Exercise aim: Each line that holds the string "Becker" counts once; say how many such lines there are and add nothing.

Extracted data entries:
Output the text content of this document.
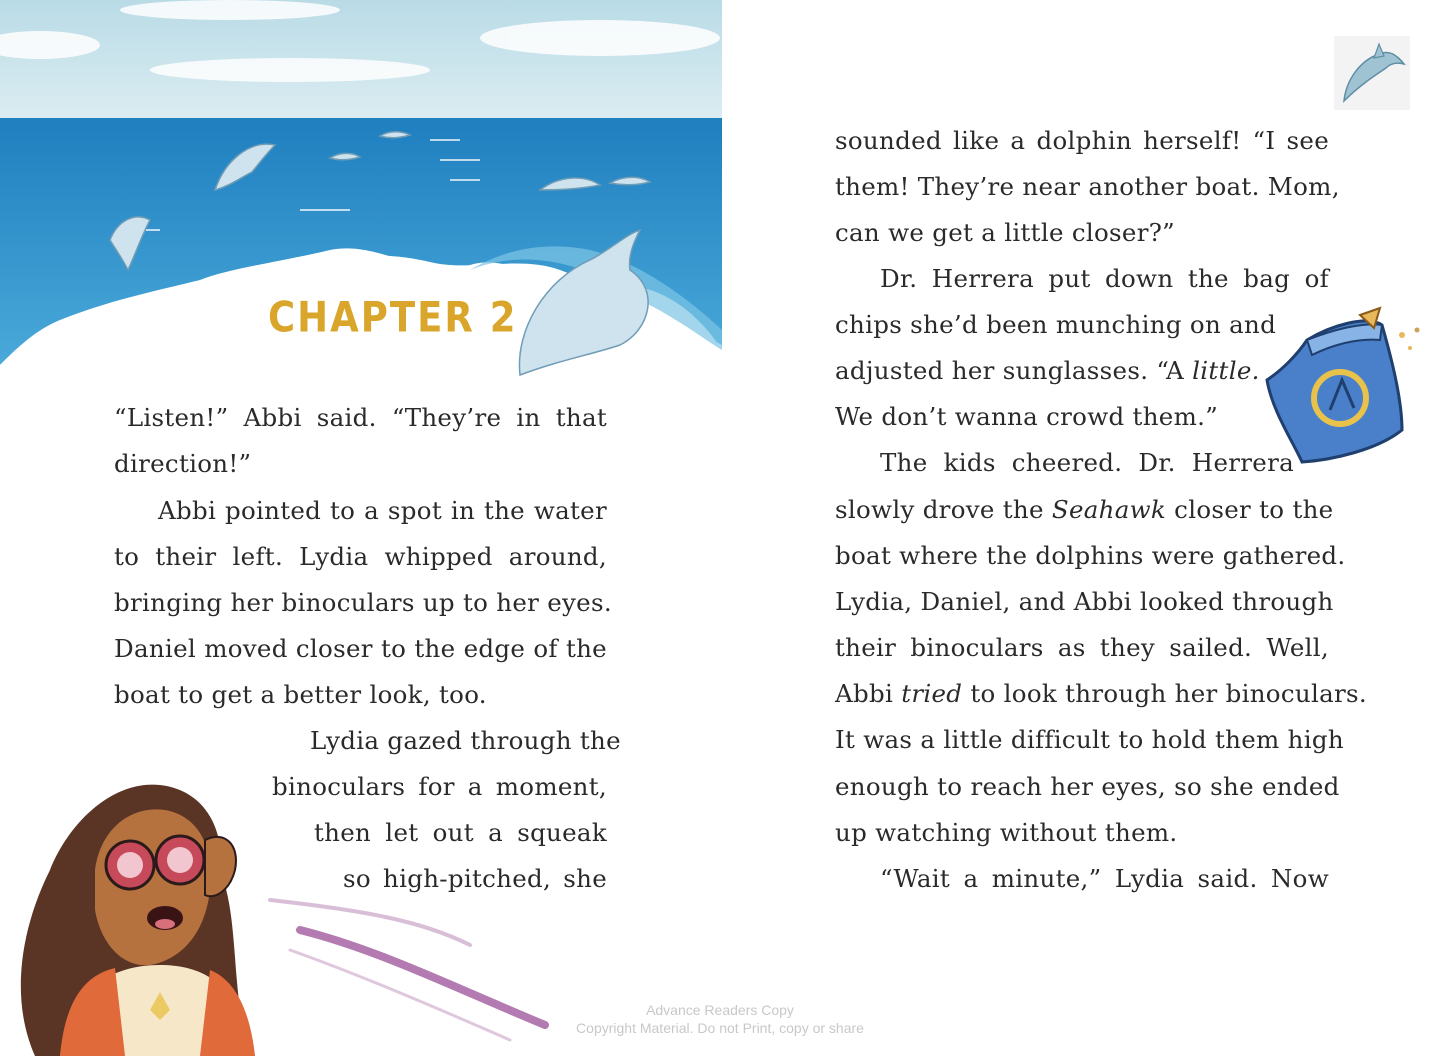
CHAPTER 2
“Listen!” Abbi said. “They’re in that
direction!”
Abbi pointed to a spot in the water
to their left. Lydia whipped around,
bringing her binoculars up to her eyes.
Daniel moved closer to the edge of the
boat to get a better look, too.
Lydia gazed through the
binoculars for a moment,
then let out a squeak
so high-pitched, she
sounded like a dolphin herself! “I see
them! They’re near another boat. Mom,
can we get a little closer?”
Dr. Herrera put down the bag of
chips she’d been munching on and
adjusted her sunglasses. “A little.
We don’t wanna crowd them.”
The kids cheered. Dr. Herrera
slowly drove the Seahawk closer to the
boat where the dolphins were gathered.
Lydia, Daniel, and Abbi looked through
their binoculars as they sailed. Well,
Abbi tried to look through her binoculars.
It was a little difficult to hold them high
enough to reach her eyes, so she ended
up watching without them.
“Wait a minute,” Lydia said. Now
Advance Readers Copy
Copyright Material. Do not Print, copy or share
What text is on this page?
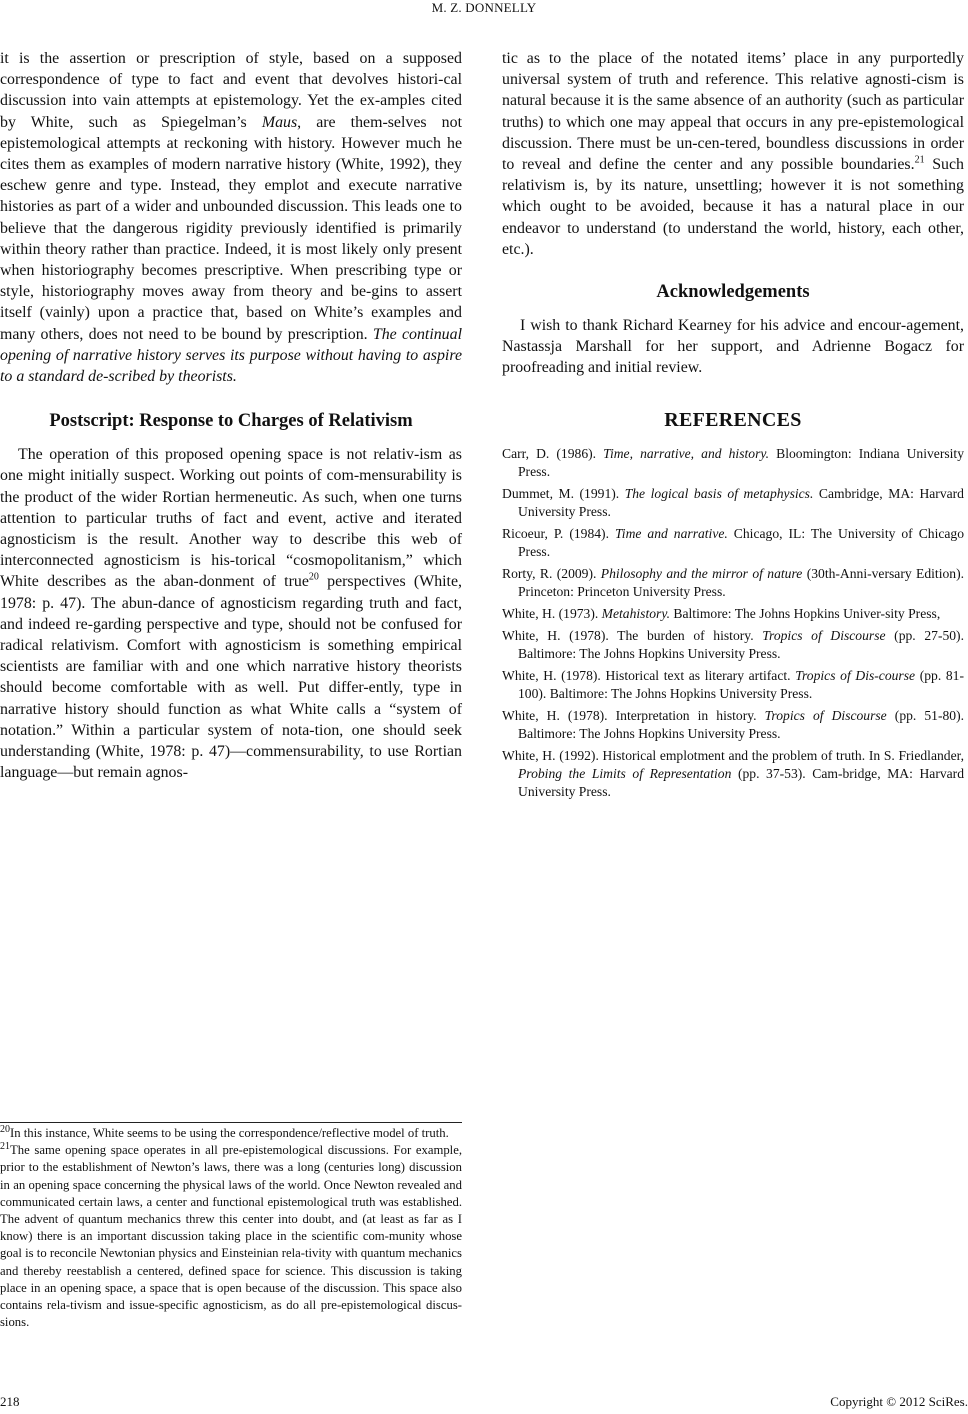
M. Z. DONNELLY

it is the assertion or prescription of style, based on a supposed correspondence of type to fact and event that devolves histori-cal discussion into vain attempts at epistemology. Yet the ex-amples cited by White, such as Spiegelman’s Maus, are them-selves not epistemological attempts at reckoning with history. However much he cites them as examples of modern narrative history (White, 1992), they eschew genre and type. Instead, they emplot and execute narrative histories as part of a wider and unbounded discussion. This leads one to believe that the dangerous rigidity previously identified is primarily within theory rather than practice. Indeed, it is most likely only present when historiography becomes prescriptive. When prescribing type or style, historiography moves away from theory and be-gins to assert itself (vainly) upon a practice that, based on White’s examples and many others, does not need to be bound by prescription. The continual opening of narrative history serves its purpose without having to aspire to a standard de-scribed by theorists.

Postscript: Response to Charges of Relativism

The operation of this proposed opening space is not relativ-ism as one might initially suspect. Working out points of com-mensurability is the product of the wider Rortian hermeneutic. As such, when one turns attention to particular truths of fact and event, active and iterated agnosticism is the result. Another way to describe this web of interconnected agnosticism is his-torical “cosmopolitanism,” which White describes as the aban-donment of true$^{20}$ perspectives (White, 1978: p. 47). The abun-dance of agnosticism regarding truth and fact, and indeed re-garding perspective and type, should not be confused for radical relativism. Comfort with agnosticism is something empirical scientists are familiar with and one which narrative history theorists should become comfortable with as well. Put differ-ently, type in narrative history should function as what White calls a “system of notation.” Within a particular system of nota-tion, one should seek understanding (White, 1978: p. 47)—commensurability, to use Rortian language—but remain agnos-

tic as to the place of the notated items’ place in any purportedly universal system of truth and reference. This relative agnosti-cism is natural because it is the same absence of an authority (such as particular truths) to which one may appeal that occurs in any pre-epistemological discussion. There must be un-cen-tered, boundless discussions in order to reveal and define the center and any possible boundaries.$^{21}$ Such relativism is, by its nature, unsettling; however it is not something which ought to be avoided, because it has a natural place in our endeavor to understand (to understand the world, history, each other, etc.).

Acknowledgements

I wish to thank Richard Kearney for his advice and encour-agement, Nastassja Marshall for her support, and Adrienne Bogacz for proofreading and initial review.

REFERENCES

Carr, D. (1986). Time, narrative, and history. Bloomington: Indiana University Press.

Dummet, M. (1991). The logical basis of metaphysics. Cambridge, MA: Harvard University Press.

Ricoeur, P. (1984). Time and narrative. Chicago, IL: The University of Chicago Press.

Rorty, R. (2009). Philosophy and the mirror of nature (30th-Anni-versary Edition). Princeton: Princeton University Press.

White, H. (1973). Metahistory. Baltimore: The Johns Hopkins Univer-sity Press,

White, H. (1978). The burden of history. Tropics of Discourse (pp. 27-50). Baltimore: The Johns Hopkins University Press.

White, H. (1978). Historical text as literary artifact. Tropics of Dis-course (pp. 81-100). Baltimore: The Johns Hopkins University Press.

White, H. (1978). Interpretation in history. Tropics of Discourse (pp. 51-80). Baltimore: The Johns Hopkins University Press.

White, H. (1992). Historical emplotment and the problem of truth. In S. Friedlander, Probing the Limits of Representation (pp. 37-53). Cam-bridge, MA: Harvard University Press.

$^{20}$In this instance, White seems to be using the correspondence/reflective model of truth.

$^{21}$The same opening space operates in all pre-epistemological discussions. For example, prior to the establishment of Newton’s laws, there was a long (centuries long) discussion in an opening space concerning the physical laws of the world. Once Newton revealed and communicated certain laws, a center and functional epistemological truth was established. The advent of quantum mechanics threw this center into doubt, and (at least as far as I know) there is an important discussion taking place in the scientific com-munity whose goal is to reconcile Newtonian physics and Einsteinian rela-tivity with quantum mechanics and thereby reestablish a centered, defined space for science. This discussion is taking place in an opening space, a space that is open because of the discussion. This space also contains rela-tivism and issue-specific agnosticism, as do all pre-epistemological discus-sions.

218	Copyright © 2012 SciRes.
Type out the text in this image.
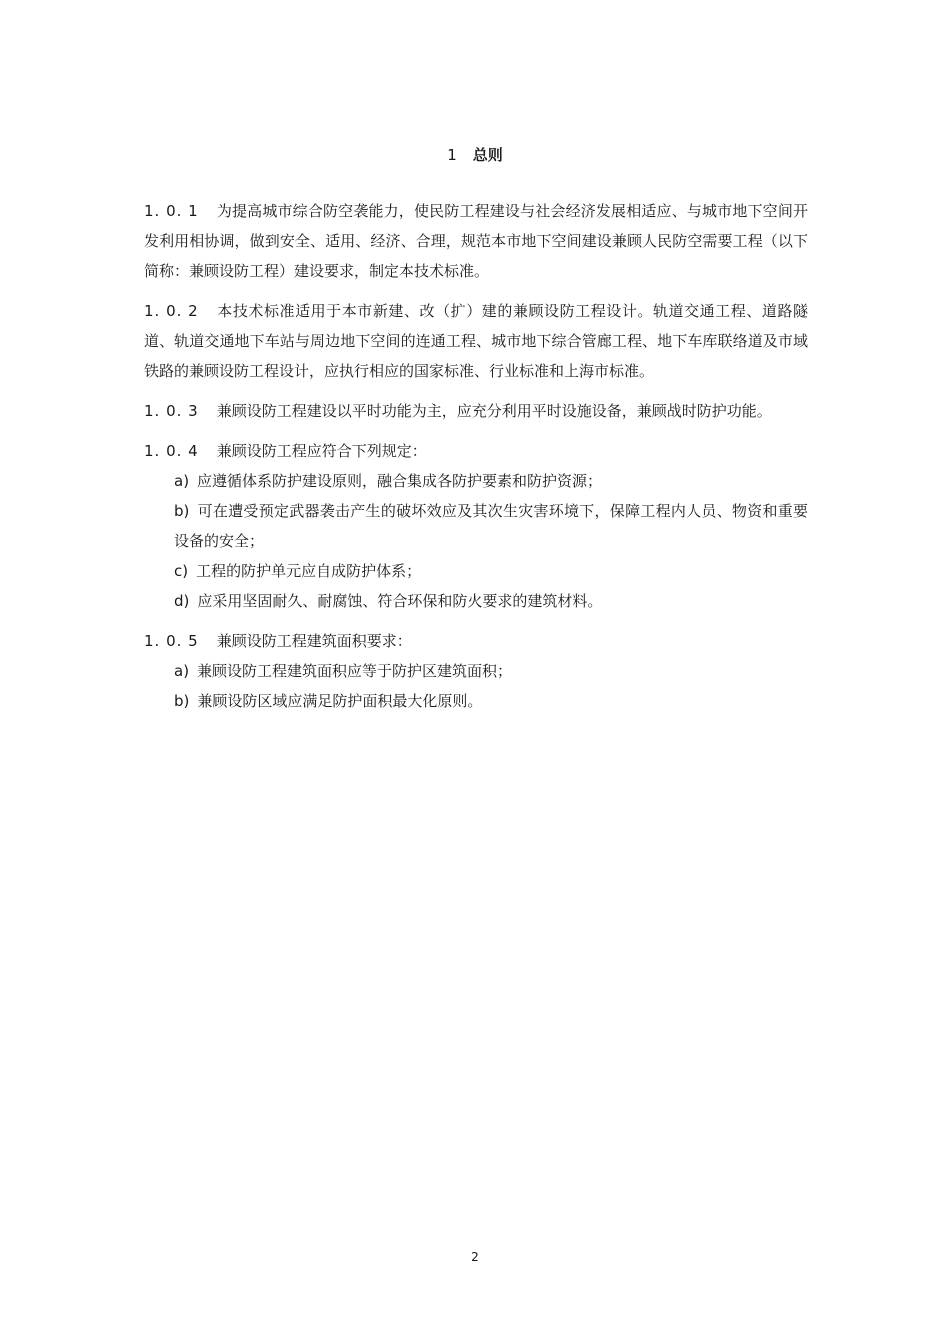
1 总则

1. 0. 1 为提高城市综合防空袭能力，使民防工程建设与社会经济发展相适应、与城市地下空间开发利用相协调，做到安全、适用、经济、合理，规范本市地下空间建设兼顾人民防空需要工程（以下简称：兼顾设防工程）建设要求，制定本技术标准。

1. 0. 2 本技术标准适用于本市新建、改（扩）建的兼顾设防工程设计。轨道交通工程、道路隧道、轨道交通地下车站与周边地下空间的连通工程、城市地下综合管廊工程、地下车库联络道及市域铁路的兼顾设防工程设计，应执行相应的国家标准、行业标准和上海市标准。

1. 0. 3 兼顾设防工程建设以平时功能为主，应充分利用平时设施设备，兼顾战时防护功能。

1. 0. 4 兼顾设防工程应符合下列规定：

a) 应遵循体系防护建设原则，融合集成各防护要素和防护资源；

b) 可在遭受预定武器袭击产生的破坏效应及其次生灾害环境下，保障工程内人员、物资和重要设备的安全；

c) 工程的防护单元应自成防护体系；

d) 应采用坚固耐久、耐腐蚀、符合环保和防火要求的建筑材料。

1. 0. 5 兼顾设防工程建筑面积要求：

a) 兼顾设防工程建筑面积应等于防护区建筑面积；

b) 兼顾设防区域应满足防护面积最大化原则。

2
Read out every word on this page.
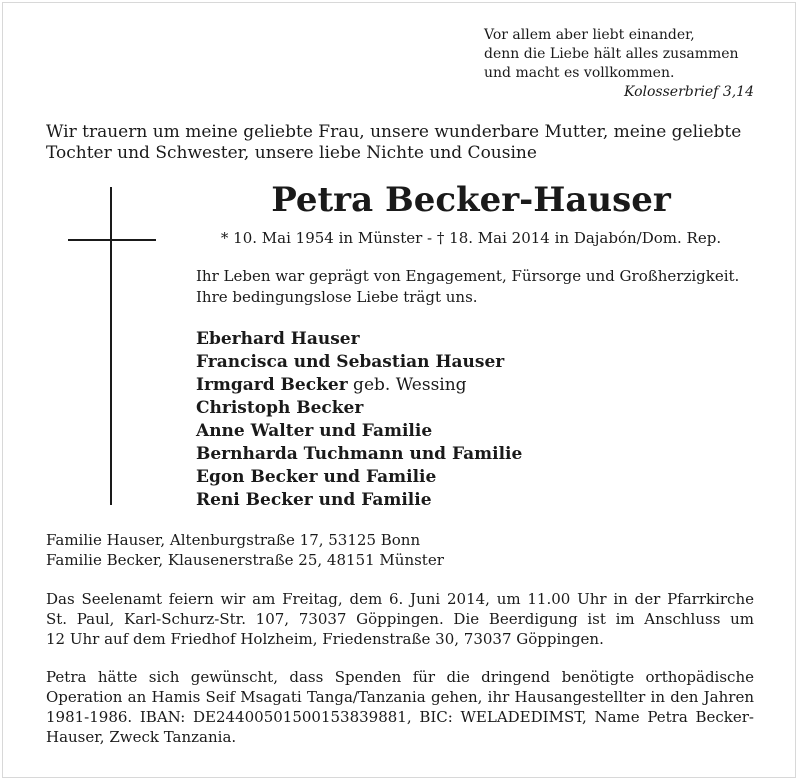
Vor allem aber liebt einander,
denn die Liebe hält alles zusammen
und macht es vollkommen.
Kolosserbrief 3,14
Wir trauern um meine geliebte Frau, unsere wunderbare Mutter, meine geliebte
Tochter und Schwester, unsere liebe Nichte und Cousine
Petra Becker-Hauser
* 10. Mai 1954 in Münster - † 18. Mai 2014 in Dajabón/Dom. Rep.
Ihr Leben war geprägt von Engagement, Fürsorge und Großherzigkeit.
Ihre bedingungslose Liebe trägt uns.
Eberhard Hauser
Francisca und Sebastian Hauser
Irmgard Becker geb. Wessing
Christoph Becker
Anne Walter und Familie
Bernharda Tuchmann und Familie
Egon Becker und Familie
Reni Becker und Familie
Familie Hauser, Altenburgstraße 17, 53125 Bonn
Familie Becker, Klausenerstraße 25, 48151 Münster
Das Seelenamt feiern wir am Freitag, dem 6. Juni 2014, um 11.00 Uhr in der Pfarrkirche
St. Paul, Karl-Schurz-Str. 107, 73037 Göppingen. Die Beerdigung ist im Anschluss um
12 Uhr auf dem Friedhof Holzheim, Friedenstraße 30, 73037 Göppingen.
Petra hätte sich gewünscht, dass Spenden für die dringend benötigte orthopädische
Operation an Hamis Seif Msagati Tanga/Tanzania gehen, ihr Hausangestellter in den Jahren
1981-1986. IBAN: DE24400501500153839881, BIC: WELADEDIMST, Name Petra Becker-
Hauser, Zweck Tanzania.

The solution: 7